-------- DATA LISTING --------

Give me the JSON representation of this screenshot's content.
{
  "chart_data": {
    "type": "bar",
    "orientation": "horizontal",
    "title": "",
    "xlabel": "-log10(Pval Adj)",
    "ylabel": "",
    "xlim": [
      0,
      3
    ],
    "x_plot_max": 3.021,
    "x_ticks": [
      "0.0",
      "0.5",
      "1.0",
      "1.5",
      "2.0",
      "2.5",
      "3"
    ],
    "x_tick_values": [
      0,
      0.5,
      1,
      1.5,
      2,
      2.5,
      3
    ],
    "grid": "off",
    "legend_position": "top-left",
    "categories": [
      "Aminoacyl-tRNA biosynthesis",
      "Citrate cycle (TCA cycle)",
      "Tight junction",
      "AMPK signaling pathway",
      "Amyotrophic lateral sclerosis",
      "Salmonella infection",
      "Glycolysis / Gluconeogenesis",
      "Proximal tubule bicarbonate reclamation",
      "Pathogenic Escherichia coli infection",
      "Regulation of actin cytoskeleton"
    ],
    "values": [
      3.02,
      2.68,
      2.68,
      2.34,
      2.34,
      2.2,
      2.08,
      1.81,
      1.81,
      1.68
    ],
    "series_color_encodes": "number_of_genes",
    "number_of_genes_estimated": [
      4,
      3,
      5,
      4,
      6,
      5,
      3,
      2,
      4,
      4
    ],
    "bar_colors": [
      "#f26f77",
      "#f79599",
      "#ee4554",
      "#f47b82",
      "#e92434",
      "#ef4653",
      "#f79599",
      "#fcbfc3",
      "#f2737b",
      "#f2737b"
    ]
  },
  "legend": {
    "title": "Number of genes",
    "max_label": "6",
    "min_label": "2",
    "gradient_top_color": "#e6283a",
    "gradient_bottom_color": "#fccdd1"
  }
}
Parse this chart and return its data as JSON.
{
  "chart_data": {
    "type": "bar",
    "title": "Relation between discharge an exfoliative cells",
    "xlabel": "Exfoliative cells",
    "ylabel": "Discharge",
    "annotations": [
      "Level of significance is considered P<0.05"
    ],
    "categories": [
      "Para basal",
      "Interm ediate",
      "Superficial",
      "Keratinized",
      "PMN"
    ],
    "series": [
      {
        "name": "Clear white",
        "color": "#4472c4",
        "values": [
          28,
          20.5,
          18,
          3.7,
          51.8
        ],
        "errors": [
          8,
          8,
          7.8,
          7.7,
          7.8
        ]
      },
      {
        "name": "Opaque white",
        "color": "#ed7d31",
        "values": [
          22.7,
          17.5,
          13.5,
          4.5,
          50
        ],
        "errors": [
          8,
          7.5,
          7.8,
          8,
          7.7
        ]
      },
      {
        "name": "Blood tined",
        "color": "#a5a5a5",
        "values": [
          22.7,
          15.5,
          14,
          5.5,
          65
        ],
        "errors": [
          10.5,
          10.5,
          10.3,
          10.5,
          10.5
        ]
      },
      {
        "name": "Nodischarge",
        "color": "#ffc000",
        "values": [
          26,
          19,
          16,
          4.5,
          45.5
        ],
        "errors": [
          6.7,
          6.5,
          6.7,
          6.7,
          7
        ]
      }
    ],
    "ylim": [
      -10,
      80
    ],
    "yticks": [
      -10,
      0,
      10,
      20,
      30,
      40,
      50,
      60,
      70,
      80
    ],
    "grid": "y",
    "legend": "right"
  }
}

--------

**TASK OBJECTIVE**
Every line of the data above that includes "xlabel" should be listed.

**RESULT OF THE TASK**
    "xlabel": "-log10(Pval Adj)",
    "xlabel": "Exfoliative cells",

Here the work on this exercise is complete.